■ **Work instructions**:
Across the entries below, how many lines contain the string "heading"? Give only the count.

---- Material for this task

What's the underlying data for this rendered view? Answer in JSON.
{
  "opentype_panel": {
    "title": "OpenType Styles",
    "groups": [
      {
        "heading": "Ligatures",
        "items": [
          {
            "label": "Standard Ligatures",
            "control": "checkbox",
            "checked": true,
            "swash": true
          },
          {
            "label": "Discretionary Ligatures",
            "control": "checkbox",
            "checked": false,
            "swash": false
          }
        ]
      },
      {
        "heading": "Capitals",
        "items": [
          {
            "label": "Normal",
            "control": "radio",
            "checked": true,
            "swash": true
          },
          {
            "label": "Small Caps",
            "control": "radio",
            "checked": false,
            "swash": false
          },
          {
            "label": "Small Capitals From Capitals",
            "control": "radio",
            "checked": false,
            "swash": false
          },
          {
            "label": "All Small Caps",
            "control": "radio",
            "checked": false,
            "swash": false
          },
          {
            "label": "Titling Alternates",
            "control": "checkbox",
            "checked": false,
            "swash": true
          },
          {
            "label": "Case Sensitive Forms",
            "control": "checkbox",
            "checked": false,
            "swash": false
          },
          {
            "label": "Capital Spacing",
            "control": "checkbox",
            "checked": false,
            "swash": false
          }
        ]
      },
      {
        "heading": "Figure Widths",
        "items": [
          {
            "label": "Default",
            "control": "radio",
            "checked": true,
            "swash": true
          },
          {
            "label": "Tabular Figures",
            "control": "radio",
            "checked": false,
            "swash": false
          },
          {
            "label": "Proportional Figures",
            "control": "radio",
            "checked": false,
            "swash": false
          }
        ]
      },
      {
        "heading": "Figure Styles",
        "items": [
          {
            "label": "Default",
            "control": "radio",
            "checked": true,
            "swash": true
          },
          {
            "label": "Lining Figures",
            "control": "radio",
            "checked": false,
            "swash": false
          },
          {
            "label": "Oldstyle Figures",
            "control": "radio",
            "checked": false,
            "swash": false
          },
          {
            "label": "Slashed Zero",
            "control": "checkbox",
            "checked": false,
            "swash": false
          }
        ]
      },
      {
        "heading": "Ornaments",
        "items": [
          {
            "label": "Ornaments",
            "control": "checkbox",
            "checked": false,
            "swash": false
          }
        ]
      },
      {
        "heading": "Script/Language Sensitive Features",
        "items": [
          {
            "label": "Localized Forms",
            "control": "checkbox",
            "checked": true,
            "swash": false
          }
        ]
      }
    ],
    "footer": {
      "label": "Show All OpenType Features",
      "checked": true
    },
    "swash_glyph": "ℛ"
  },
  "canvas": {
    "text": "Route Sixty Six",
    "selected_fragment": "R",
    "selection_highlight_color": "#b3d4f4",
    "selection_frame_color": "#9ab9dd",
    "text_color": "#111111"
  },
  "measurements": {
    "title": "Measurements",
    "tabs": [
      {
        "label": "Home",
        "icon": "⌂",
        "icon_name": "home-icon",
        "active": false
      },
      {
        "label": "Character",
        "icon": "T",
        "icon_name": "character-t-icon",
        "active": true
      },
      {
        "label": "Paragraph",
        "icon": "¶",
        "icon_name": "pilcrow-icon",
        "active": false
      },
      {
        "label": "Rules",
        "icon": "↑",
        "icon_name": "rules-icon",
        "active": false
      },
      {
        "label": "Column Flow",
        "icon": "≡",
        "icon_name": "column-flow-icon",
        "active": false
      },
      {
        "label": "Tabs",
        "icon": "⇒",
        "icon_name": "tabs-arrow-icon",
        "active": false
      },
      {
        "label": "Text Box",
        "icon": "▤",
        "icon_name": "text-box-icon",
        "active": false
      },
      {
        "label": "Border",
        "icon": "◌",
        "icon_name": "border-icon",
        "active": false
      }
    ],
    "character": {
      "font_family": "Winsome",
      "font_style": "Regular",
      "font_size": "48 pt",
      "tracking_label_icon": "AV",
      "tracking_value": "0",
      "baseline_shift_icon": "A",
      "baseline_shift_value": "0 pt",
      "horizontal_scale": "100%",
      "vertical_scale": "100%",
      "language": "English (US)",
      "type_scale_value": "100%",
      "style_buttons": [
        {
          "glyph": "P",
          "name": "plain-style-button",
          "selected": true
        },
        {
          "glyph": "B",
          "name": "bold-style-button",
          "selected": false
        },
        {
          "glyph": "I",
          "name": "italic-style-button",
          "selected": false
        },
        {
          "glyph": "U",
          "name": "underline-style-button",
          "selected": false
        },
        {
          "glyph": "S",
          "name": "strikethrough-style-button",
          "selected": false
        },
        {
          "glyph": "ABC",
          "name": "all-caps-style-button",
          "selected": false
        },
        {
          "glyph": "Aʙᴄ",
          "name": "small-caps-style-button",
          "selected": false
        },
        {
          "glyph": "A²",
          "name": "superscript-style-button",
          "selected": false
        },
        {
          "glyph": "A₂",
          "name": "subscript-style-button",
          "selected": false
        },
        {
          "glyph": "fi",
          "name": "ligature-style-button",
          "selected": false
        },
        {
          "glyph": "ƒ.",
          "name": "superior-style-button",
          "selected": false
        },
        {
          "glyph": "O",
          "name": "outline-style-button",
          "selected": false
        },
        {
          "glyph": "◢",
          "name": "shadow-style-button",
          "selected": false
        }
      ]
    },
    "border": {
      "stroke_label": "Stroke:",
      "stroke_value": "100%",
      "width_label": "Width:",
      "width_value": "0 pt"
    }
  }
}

--------

■ **Complete answer**:
6